Written problem |
Everything from the line containing "Transcribe this image's" to the final line of the records below should be given again exactly, and nothing else.

Records shown |
★ ★ ★ ★ ★

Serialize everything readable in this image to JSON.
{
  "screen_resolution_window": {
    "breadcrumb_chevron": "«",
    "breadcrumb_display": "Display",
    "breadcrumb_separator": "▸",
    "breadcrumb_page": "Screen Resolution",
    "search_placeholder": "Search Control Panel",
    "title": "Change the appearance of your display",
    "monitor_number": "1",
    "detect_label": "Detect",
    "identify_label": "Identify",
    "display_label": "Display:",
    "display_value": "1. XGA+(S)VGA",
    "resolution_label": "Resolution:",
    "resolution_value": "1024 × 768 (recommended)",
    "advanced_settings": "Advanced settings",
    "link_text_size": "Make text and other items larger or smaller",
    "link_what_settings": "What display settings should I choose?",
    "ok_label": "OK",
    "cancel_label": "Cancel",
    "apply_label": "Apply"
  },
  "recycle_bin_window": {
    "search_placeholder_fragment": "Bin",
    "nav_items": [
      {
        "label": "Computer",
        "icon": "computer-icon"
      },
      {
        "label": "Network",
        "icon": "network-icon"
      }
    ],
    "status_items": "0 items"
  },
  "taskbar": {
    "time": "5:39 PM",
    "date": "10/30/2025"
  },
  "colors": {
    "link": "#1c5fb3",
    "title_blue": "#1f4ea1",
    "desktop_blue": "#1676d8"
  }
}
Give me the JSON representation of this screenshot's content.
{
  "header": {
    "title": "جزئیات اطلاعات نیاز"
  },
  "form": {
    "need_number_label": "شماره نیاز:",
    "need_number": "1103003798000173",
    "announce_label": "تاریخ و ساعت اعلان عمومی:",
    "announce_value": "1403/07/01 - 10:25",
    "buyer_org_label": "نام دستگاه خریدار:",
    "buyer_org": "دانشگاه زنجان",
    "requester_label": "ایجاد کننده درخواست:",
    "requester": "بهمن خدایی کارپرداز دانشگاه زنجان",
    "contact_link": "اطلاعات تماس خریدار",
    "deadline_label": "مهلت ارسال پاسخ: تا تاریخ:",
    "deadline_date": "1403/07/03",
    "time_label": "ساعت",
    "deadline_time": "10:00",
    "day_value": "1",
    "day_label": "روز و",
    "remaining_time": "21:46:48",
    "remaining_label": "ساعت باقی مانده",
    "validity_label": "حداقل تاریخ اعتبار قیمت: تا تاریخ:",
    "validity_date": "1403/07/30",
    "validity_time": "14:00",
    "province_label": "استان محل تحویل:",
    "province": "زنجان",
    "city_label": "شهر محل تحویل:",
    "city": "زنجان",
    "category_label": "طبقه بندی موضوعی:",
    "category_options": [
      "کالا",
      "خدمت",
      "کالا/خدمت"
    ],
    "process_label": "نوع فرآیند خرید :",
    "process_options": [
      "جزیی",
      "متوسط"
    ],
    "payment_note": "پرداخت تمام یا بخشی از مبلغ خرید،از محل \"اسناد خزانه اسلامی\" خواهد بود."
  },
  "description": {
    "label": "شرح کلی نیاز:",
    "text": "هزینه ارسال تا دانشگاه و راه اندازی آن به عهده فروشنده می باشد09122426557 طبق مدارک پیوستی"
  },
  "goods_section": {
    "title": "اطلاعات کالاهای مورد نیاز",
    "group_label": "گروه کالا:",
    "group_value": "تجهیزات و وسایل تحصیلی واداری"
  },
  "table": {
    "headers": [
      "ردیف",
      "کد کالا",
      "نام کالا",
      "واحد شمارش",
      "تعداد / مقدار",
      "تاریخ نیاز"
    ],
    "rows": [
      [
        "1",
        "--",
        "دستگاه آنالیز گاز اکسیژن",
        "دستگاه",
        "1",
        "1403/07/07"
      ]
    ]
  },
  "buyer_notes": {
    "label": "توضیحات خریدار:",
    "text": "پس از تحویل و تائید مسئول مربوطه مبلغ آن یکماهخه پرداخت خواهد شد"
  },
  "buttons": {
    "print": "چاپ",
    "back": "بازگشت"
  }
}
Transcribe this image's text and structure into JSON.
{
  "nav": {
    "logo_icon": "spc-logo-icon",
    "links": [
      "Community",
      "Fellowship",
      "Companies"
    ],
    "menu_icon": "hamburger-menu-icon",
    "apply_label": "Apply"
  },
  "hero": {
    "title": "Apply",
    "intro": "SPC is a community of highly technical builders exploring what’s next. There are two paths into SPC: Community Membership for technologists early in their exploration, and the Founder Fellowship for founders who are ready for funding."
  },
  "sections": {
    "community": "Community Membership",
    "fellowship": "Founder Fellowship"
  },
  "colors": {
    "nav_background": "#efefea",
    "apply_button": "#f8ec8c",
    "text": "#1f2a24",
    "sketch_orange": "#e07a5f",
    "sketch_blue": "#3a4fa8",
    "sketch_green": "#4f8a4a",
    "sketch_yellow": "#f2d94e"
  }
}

★ ★ ★ ★ ★

Written response |
Transcribe this image's text and structure into JSON.
{
  "nav": {
    "logo_icon": "spc-logo-icon",
    "links": [
      "Community",
      "Fellowship",
      "Companies"
    ],
    "menu_icon": "hamburger-menu-icon",
    "apply_label": "Apply"
  },
  "hero": {
    "title": "Apply",
    "intro": "SPC is a community of highly technical builders exploring what’s next. There are two paths into SPC: Community Membership for technologists early in their exploration, and the Founder Fellowship for founders who are ready for funding."
  },
  "sections": {
    "community": "Community Membership",
    "fellowship": "Founder Fellowship"
  },
  "colors": {
    "nav_background": "#efefea",
    "apply_button": "#f8ec8c",
    "text": "#1f2a24",
    "sketch_orange": "#e07a5f",
    "sketch_blue": "#3a4fa8",
    "sketch_green": "#4f8a4a",
    "sketch_yellow": "#f2d94e"
  }
}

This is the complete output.